Work instructions. Copy every line of the material below without changing anything.
[START Dataset extract]
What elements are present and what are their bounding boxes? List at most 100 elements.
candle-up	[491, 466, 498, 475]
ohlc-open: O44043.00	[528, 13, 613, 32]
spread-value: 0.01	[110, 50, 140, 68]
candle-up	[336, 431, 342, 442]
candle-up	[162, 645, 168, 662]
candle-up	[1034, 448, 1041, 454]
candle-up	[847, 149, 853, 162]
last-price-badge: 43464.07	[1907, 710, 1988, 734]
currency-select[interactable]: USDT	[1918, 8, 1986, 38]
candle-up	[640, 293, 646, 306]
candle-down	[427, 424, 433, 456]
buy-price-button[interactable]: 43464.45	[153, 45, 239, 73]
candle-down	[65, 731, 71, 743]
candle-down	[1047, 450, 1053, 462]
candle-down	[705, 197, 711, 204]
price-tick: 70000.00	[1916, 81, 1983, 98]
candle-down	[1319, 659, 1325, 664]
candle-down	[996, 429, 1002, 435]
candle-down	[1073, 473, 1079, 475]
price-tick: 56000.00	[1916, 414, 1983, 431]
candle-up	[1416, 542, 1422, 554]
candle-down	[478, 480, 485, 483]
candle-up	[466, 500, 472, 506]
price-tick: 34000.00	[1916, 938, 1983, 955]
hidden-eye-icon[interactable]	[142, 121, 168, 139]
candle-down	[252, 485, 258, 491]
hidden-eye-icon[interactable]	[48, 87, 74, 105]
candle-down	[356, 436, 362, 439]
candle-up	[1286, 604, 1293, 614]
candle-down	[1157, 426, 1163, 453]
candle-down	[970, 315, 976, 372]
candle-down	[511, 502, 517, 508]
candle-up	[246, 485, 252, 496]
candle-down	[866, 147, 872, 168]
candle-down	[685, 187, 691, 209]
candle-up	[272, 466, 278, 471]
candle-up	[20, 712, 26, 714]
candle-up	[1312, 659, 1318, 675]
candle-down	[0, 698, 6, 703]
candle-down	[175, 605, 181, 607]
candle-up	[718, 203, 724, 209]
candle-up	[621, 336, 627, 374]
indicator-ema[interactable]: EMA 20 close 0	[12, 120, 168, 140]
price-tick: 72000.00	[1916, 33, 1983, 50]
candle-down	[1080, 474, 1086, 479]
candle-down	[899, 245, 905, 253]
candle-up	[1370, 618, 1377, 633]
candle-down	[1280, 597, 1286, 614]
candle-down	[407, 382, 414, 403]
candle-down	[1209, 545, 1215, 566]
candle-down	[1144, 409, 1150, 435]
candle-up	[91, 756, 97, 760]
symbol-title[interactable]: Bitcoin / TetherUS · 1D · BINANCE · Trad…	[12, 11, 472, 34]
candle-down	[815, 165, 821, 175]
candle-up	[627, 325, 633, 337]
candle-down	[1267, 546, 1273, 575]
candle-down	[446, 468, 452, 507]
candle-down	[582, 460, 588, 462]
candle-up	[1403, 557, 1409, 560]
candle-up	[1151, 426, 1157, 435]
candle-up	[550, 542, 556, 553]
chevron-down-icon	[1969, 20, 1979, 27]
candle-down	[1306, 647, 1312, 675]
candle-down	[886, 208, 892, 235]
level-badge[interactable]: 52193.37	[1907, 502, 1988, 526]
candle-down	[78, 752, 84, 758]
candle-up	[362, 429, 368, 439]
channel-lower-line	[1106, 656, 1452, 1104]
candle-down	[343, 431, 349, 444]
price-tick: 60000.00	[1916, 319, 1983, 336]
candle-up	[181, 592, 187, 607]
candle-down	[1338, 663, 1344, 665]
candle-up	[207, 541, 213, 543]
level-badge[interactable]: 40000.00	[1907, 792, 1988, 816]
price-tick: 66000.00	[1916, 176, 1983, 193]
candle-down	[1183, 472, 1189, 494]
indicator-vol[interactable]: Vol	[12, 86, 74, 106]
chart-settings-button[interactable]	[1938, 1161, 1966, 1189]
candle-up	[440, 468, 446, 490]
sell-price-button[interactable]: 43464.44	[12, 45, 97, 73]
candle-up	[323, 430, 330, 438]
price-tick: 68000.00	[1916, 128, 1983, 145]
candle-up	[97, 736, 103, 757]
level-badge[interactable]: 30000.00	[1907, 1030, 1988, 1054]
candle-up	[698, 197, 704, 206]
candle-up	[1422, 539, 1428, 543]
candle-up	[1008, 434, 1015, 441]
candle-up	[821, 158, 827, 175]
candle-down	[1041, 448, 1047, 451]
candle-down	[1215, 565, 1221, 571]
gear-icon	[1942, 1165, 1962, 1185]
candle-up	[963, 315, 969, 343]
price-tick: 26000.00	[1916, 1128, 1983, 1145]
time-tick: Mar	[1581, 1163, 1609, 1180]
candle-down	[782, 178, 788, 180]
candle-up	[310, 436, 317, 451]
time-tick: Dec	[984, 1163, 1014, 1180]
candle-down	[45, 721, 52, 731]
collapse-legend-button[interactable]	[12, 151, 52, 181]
[END Dataset extract]
Answer below.
What elements are present and what are their bounding boxes? List at most 100 elements.
candle-up	[491, 466, 498, 475]
ohlc-open: O44043.00	[528, 13, 613, 32]
spread-value: 0.01	[110, 50, 140, 68]
candle-up	[336, 431, 342, 442]
candle-up	[162, 645, 168, 662]
candle-up	[1034, 448, 1041, 454]
candle-up	[847, 149, 853, 162]
last-price-badge: 43464.07	[1907, 710, 1988, 734]
currency-select[interactable]: USDT	[1918, 8, 1986, 38]
candle-up	[640, 293, 646, 306]
candle-down	[427, 424, 433, 456]
buy-price-button[interactable]: 43464.45	[153, 45, 239, 73]
candle-down	[65, 731, 71, 743]
candle-down	[1047, 450, 1053, 462]
candle-down	[705, 197, 711, 204]
price-tick: 70000.00	[1916, 81, 1983, 98]
candle-down	[1319, 659, 1325, 664]
candle-down	[996, 429, 1002, 435]
candle-down	[1073, 473, 1079, 475]
price-tick: 56000.00	[1916, 414, 1983, 431]
candle-up	[1416, 542, 1422, 554]
candle-down	[478, 480, 485, 483]
candle-up	[466, 500, 472, 506]
price-tick: 34000.00	[1916, 938, 1983, 955]
hidden-eye-icon[interactable]	[142, 121, 168, 139]
candle-down	[252, 485, 258, 491]
hidden-eye-icon[interactable]	[48, 87, 74, 105]
candle-down	[356, 436, 362, 439]
candle-up	[1286, 604, 1293, 614]
candle-down	[1157, 426, 1163, 453]
candle-down	[970, 315, 976, 372]
candle-down	[511, 502, 517, 508]
candle-up	[246, 485, 252, 496]
candle-down	[866, 147, 872, 168]
candle-down	[685, 187, 691, 209]
candle-up	[272, 466, 278, 471]
candle-up	[20, 712, 26, 714]
candle-up	[1312, 659, 1318, 675]
candle-down	[0, 698, 6, 703]
candle-down	[175, 605, 181, 607]
candle-up	[718, 203, 724, 209]
candle-up	[621, 336, 627, 374]
indicator-ema[interactable]: EMA 20 close 0	[12, 120, 168, 140]
price-tick: 72000.00	[1916, 33, 1983, 50]
candle-down	[1080, 474, 1086, 479]
candle-down	[899, 245, 905, 253]
candle-up	[1370, 618, 1377, 633]
candle-down	[1280, 597, 1286, 614]
candle-down	[407, 382, 414, 403]
candle-down	[1209, 545, 1215, 566]
candle-down	[1144, 409, 1150, 435]
candle-up	[91, 756, 97, 760]
symbol-title[interactable]: Bitcoin / TetherUS · 1D · BINANCE · Trad…	[12, 11, 472, 34]
candle-down	[815, 165, 821, 175]
candle-up	[627, 325, 633, 337]
candle-down	[1267, 546, 1273, 575]
candle-down	[446, 468, 452, 507]
candle-down	[582, 460, 588, 462]
candle-up	[1403, 557, 1409, 560]
candle-up	[1151, 426, 1157, 435]
candle-up	[550, 542, 556, 553]
chevron-down-icon	[1969, 20, 1979, 27]
candle-down	[1306, 647, 1312, 675]
candle-down	[886, 208, 892, 235]
level-badge[interactable]: 52193.37	[1907, 502, 1988, 526]
candle-down	[78, 752, 84, 758]
candle-up	[362, 429, 368, 439]
channel-lower-line	[1106, 656, 1452, 1104]
candle-down	[343, 431, 349, 444]
price-tick: 60000.00	[1916, 319, 1983, 336]
candle-up	[181, 592, 187, 607]
candle-down	[1338, 663, 1344, 665]
candle-up	[207, 541, 213, 543]
level-badge[interactable]: 40000.00	[1907, 792, 1988, 816]
price-tick: 66000.00	[1916, 176, 1983, 193]
candle-down	[1183, 472, 1189, 494]
indicator-vol[interactable]: Vol	[12, 86, 74, 106]
chart-settings-button[interactable]	[1938, 1161, 1966, 1189]
candle-up	[440, 468, 446, 490]
sell-price-button[interactable]: 43464.44	[12, 45, 97, 73]
candle-up	[323, 430, 330, 438]
price-tick: 68000.00	[1916, 128, 1983, 145]
candle-up	[97, 736, 103, 757]
level-badge[interactable]: 30000.00	[1907, 1030, 1988, 1054]
candle-up	[698, 197, 704, 206]
candle-up	[1422, 539, 1428, 543]
candle-up	[1008, 434, 1015, 441]
candle-up	[821, 158, 827, 175]
candle-down	[1041, 448, 1047, 451]
candle-down	[1215, 565, 1221, 571]
gear-icon	[1942, 1165, 1962, 1185]
candle-up	[963, 315, 969, 343]
price-tick: 26000.00	[1916, 1128, 1983, 1145]
time-tick: Mar	[1581, 1163, 1609, 1180]
candle-down	[782, 178, 788, 180]
candle-up	[310, 436, 317, 451]
time-tick: Dec	[984, 1163, 1014, 1180]
candle-down	[45, 721, 52, 731]
collapse-legend-button[interactable]	[12, 151, 52, 181]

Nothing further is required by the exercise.